# [WHAT NEEDS TO BE DONE]
Copy nothing but the text: reproduce each line of the listing exactly and leave the pictures out.

Data records:
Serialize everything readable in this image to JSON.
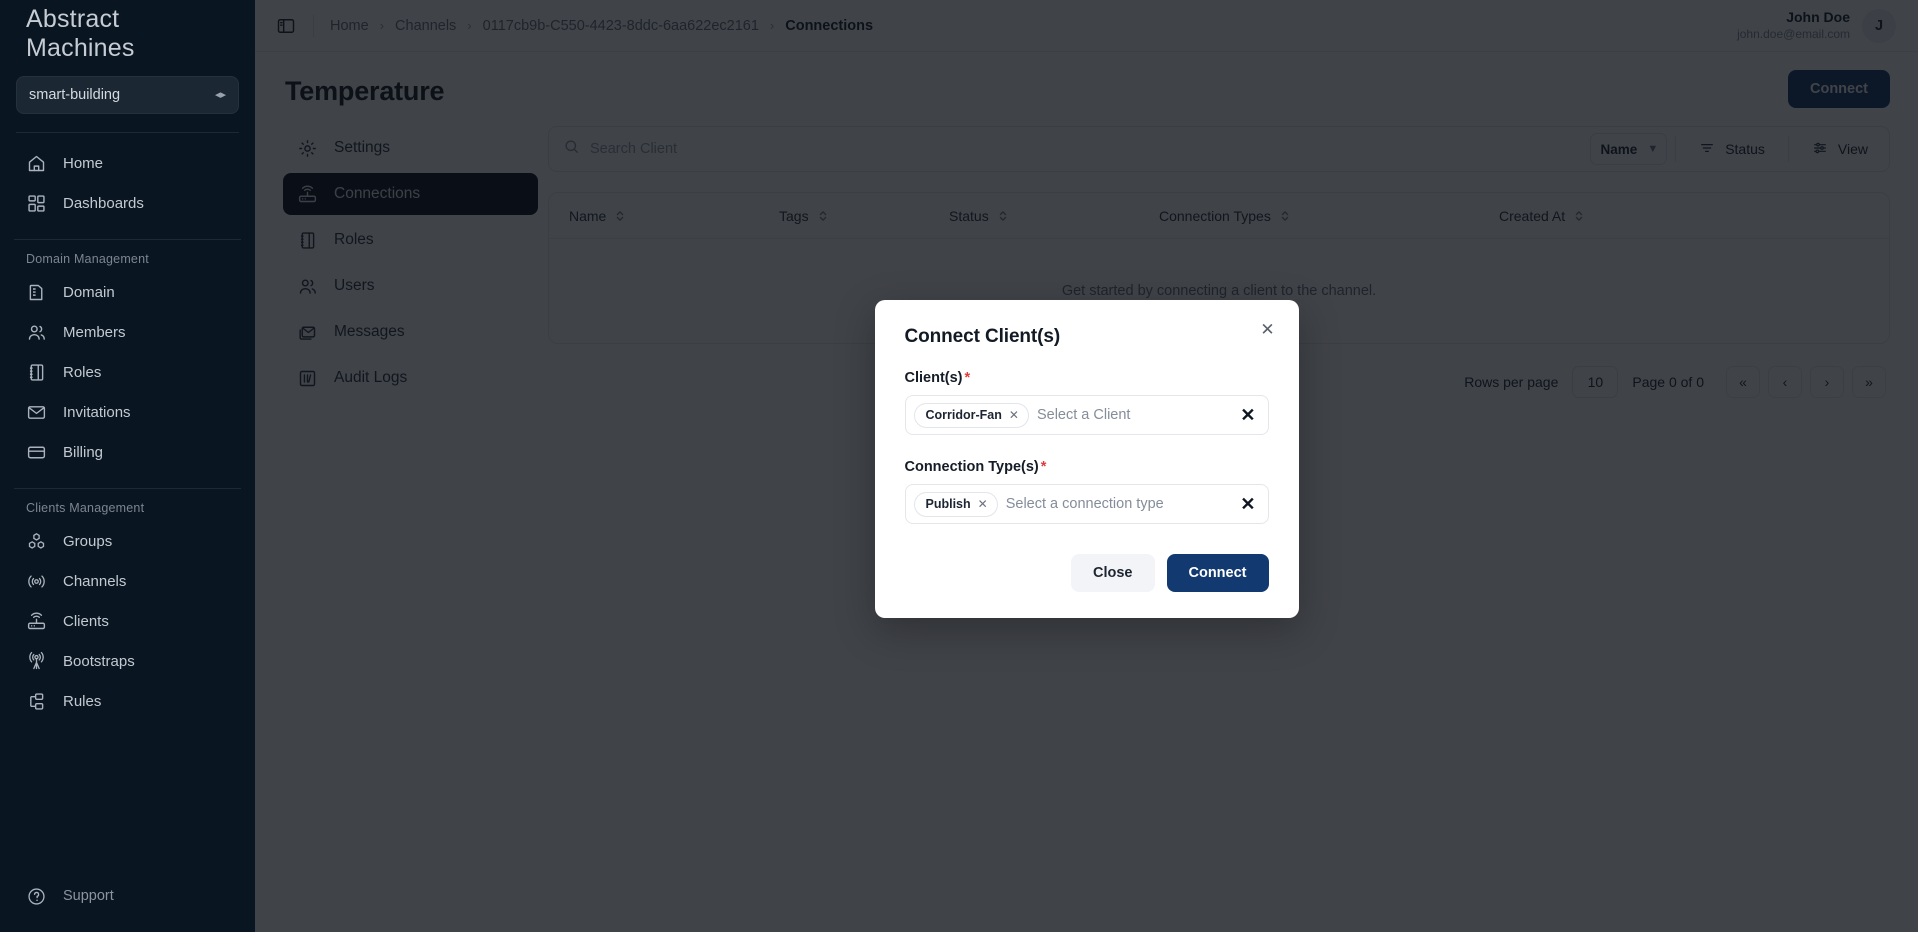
{
  "brand": {
    "name": "Abstract Machines"
  },
  "domain_select": {
    "value": "smart-building",
    "icon": "chevron-updown-icon"
  },
  "sidebar": {
    "groups": [
      {
        "label": "",
        "items": [
          {
            "label": "Home",
            "icon": "home-icon"
          },
          {
            "label": "Dashboards",
            "icon": "dashboards-icon"
          }
        ]
      },
      {
        "label": "Domain Management",
        "items": [
          {
            "label": "Domain",
            "icon": "building-icon"
          },
          {
            "label": "Members",
            "icon": "users-icon"
          },
          {
            "label": "Roles",
            "icon": "notebook-icon"
          },
          {
            "label": "Invitations",
            "icon": "mail-icon"
          },
          {
            "label": "Billing",
            "icon": "credit-card-icon"
          }
        ]
      },
      {
        "label": "Clients Management",
        "items": [
          {
            "label": "Groups",
            "icon": "groups-icon"
          },
          {
            "label": "Channels",
            "icon": "broadcast-icon"
          },
          {
            "label": "Clients",
            "icon": "router-icon"
          },
          {
            "label": "Bootstraps",
            "icon": "antenna-icon"
          },
          {
            "label": "Rules",
            "icon": "rules-icon"
          }
        ]
      }
    ],
    "support": {
      "label": "Support",
      "icon": "help-circle-icon"
    }
  },
  "topbar": {
    "panel_toggle_icon": "sidebar-toggle-icon",
    "breadcrumb": [
      {
        "label": "Home",
        "current": false
      },
      {
        "label": "Channels",
        "current": false
      },
      {
        "label": "0117cb9b-C550-4423-8ddc-6aa622ec2161",
        "current": false
      },
      {
        "label": "Connections",
        "current": true
      }
    ],
    "separator": "›",
    "user": {
      "name": "John Doe",
      "email": "john.doe@email.com",
      "initial": "J"
    }
  },
  "page": {
    "title": "Temperature",
    "tabs": [
      {
        "label": "Settings",
        "icon": "gear-icon",
        "active": false
      },
      {
        "label": "Connections",
        "icon": "router-icon",
        "active": true
      },
      {
        "label": "Roles",
        "icon": "notebook-icon",
        "active": false
      },
      {
        "label": "Users",
        "icon": "users-icon",
        "active": false
      },
      {
        "label": "Messages",
        "icon": "messages-icon",
        "active": false
      },
      {
        "label": "Audit Logs",
        "icon": "audit-icon",
        "active": false
      }
    ],
    "connect_button": "Connect"
  },
  "toolbar": {
    "search_placeholder": "Search Client",
    "search_value": "",
    "search_icon": "search-icon",
    "sort_value": "Name",
    "sort_chevron": "chevron-down-icon",
    "status_button": "Status",
    "status_icon": "filter-icon",
    "view_button": "View",
    "view_icon": "sliders-icon"
  },
  "table": {
    "columns": [
      {
        "label": "Name"
      },
      {
        "label": "Tags"
      },
      {
        "label": "Status"
      },
      {
        "label": "Connection Types"
      },
      {
        "label": "Created At"
      }
    ],
    "empty_message": "Get started by connecting a client to the channel.",
    "rows": []
  },
  "pagination": {
    "rows_per_page_label": "Rows per page",
    "rows_per_page_value": "10",
    "page_label": "Page 0 of 0",
    "first": "«",
    "prev": "‹",
    "next": "›",
    "last": "»"
  },
  "modal": {
    "title": "Connect Client(s)",
    "close_icon": "close-icon",
    "close_glyph": "✕",
    "clients": {
      "label": "Client(s)",
      "required_marker": "*",
      "chips": [
        {
          "label": "Corridor-Fan",
          "remove_glyph": "✕"
        }
      ],
      "placeholder": "Select a Client",
      "clear_glyph": "✕"
    },
    "connection_types": {
      "label": "Connection Type(s)",
      "required_marker": "*",
      "chips": [
        {
          "label": "Publish",
          "remove_glyph": "✕"
        }
      ],
      "placeholder": "Select a connection type",
      "clear_glyph": "✕"
    },
    "close_button": "Close",
    "connect_button": "Connect"
  },
  "colors": {
    "sidebar_bg": "#0a1522",
    "primary": "#123a70",
    "required_red": "#e23b3b",
    "tab_active_bg": "#0a1522"
  }
}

# [THE RESULT]
Serialize everything readable in this image to JSON.
{
  "brand": {
    "name": "Abstract Machines"
  },
  "domain_select": {
    "value": "smart-building",
    "icon": "chevron-updown-icon"
  },
  "sidebar": {
    "groups": [
      {
        "label": "",
        "items": [
          {
            "label": "Home",
            "icon": "home-icon"
          },
          {
            "label": "Dashboards",
            "icon": "dashboards-icon"
          }
        ]
      },
      {
        "label": "Domain Management",
        "items": [
          {
            "label": "Domain",
            "icon": "building-icon"
          },
          {
            "label": "Members",
            "icon": "users-icon"
          },
          {
            "label": "Roles",
            "icon": "notebook-icon"
          },
          {
            "label": "Invitations",
            "icon": "mail-icon"
          },
          {
            "label": "Billing",
            "icon": "credit-card-icon"
          }
        ]
      },
      {
        "label": "Clients Management",
        "items": [
          {
            "label": "Groups",
            "icon": "groups-icon"
          },
          {
            "label": "Channels",
            "icon": "broadcast-icon"
          },
          {
            "label": "Clients",
            "icon": "router-icon"
          },
          {
            "label": "Bootstraps",
            "icon": "antenna-icon"
          },
          {
            "label": "Rules",
            "icon": "rules-icon"
          }
        ]
      }
    ],
    "support": {
      "label": "Support",
      "icon": "help-circle-icon"
    }
  },
  "topbar": {
    "panel_toggle_icon": "sidebar-toggle-icon",
    "breadcrumb": [
      {
        "label": "Home",
        "current": false
      },
      {
        "label": "Channels",
        "current": false
      },
      {
        "label": "0117cb9b-C550-4423-8ddc-6aa622ec2161",
        "current": false
      },
      {
        "label": "Connections",
        "current": true
      }
    ],
    "separator": "›",
    "user": {
      "name": "John Doe",
      "email": "john.doe@email.com",
      "initial": "J"
    }
  },
  "page": {
    "title": "Temperature",
    "tabs": [
      {
        "label": "Settings",
        "icon": "gear-icon",
        "active": false
      },
      {
        "label": "Connections",
        "icon": "router-icon",
        "active": true
      },
      {
        "label": "Roles",
        "icon": "notebook-icon",
        "active": false
      },
      {
        "label": "Users",
        "icon": "users-icon",
        "active": false
      },
      {
        "label": "Messages",
        "icon": "messages-icon",
        "active": false
      },
      {
        "label": "Audit Logs",
        "icon": "audit-icon",
        "active": false
      }
    ],
    "connect_button": "Connect"
  },
  "toolbar": {
    "search_placeholder": "Search Client",
    "search_value": "",
    "search_icon": "search-icon",
    "sort_value": "Name",
    "sort_chevron": "chevron-down-icon",
    "status_button": "Status",
    "status_icon": "filter-icon",
    "view_button": "View",
    "view_icon": "sliders-icon"
  },
  "table": {
    "columns": [
      {
        "label": "Name"
      },
      {
        "label": "Tags"
      },
      {
        "label": "Status"
      },
      {
        "label": "Connection Types"
      },
      {
        "label": "Created At"
      }
    ],
    "empty_message": "Get started by connecting a client to the channel.",
    "rows": []
  },
  "pagination": {
    "rows_per_page_label": "Rows per page",
    "rows_per_page_value": "10",
    "page_label": "Page 0 of 0",
    "first": "«",
    "prev": "‹",
    "next": "›",
    "last": "»"
  },
  "modal": {
    "title": "Connect Client(s)",
    "close_icon": "close-icon",
    "close_glyph": "✕",
    "clients": {
      "label": "Client(s)",
      "required_marker": "*",
      "chips": [
        {
          "label": "Corridor-Fan",
          "remove_glyph": "✕"
        }
      ],
      "placeholder": "Select a Client",
      "clear_glyph": "✕"
    },
    "connection_types": {
      "label": "Connection Type(s)",
      "required_marker": "*",
      "chips": [
        {
          "label": "Publish",
          "remove_glyph": "✕"
        }
      ],
      "placeholder": "Select a connection type",
      "clear_glyph": "✕"
    },
    "close_button": "Close",
    "connect_button": "Connect"
  },
  "colors": {
    "sidebar_bg": "#0a1522",
    "primary": "#123a70",
    "required_red": "#e23b3b",
    "tab_active_bg": "#0a1522"
  }
}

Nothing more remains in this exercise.